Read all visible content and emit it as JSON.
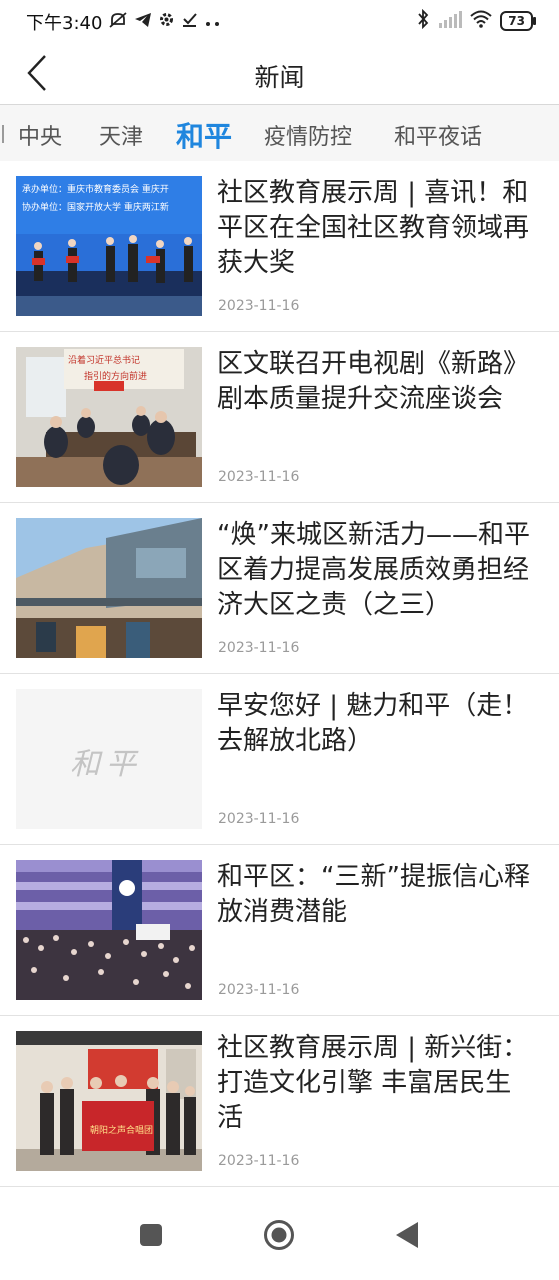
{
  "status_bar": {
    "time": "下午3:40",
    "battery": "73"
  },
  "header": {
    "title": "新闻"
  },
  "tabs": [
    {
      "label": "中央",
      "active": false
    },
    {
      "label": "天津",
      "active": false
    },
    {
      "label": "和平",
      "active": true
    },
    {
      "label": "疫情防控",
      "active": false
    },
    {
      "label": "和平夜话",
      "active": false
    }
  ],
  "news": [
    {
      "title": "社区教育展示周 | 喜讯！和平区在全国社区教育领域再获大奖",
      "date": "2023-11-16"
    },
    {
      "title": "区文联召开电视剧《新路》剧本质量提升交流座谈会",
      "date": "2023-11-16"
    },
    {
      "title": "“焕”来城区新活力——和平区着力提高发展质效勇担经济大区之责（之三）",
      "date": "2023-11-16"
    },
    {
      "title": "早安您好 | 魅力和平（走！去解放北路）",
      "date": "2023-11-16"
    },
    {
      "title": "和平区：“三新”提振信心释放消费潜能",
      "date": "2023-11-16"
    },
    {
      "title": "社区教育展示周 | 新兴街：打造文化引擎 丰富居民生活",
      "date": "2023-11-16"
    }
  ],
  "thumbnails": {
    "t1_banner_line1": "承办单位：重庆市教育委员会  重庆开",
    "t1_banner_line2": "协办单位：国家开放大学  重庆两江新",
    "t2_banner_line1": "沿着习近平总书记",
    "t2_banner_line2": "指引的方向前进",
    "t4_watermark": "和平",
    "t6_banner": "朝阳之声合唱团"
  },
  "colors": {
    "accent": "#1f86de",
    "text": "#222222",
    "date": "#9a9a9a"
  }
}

◆ Short exercise ◆
In your copy of the listing above, reproduce each line exactly and omit all pictures.

◆ In response ◆
Read all visible content and emit it as JSON.
{
  "status_bar": {
    "time": "下午3:40",
    "battery": "73"
  },
  "header": {
    "title": "新闻"
  },
  "tabs": [
    {
      "label": "中央",
      "active": false
    },
    {
      "label": "天津",
      "active": false
    },
    {
      "label": "和平",
      "active": true
    },
    {
      "label": "疫情防控",
      "active": false
    },
    {
      "label": "和平夜话",
      "active": false
    }
  ],
  "news": [
    {
      "title": "社区教育展示周 | 喜讯！和平区在全国社区教育领域再获大奖",
      "date": "2023-11-16"
    },
    {
      "title": "区文联召开电视剧《新路》剧本质量提升交流座谈会",
      "date": "2023-11-16"
    },
    {
      "title": "“焕”来城区新活力——和平区着力提高发展质效勇担经济大区之责（之三）",
      "date": "2023-11-16"
    },
    {
      "title": "早安您好 | 魅力和平（走！去解放北路）",
      "date": "2023-11-16"
    },
    {
      "title": "和平区：“三新”提振信心释放消费潜能",
      "date": "2023-11-16"
    },
    {
      "title": "社区教育展示周 | 新兴街：打造文化引擎 丰富居民生活",
      "date": "2023-11-16"
    }
  ],
  "thumbnails": {
    "t1_banner_line1": "承办单位：重庆市教育委员会  重庆开",
    "t1_banner_line2": "协办单位：国家开放大学  重庆两江新",
    "t2_banner_line1": "沿着习近平总书记",
    "t2_banner_line2": "指引的方向前进",
    "t4_watermark": "和平",
    "t6_banner": "朝阳之声合唱团"
  },
  "colors": {
    "accent": "#1f86de",
    "text": "#222222",
    "date": "#9a9a9a"
  }
}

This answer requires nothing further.